* _ЦЕЛЬ A_:
Объясните по отрывку, чем хороша память.
* _ЦЕЛЬ B_:
Перечислите все части тела, которые упоминаются в стихотворении «Марафонец» из отрывка.
* _ЦЕЛЬ C_:
Переведите на английский язык предложение из отрывка: «Не стихотворение – крик о подвиге, который оказался ненужным и непонятным обывателю».

* _ИСХОДНЫЙ ОТРЫВОК_:
Ну вот и всё, теперь прощай.
Настал последний час.
Слепое время, как праща,
Швыряет в вечность нас.
И, перед тем,
как в мир теней
Уйти, покинув Русь,
Я только в памяти людей
На время задержусь.
И отлетит моя душа,
Но вот куда? Как знать...
А память тем и хороша,
Что можно забывать,
И лихом
в этот горький срок,
Когда уйду за край, –
Не поминай меня, дружок,
Совсем не поминай...
На одном из своих концертов Виктор признался, что любимая его тема – древнегреческая. У него были великолепные стихи, преобразованные в песни, про Ясона и Золотое руно, про Одиссея, про взятие Трои, но среди них было мое любимое стихотворение «Марафонец». Не стихотворение – крик о подвиге, который оказался ненужным и непонятным обывателю.
Последний подъём,
заплетаются ноги,
В глотку как будто бы
вбили клин,
Сколько же пыли
на этой дороге
От Марафона и до Афин!
После падения
кровоточит локоть,
Лёгкие сбились
в пылающий ком,
Сердце, кажется,
собирается лопнуть,
Словно мех
с перезрелым вином.
Нет никого на дороге, кроме
Его и тени,
из болельщиков – Зевс.
Откуда же взялся
этот привкус крови,
Будто живьём
им был съеден перс?
Сколько усилий
от выдоха к вдоху
И обратно,
но затронута честь!
Он подумал:
я, возможно, подохну,
Но доставлю
эту светлую весть!
Вовсе не нужен
венок из лавра,
Человек рождён слабым,
увы и ах!

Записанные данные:
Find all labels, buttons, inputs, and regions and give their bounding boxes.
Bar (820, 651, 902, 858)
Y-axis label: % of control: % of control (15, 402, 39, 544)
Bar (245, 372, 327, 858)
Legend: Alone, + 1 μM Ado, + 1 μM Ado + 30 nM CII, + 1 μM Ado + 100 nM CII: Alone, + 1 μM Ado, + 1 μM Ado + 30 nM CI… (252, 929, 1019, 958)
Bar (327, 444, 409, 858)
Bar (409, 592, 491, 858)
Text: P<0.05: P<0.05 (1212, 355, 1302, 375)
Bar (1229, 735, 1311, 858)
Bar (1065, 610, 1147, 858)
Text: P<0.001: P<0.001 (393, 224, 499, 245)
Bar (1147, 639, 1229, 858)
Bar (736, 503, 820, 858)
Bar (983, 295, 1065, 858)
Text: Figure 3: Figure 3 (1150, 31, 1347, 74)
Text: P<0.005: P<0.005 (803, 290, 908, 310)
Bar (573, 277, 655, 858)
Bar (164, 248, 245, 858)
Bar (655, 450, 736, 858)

* _ПОЛНЫЙ ОТВЕТ A_:
Память хороша тем, что можно забывать.

* _ПОЛНЫЙ ОТВЕТ B_:
Ноги, глотка, локоть, лёгкие, сердце.

* _ПОЛНЫЙ ОТВЕТ C_:
Not a poem but a cry about a feat that turned out to be unnecessary and incomprehensible to the philistine.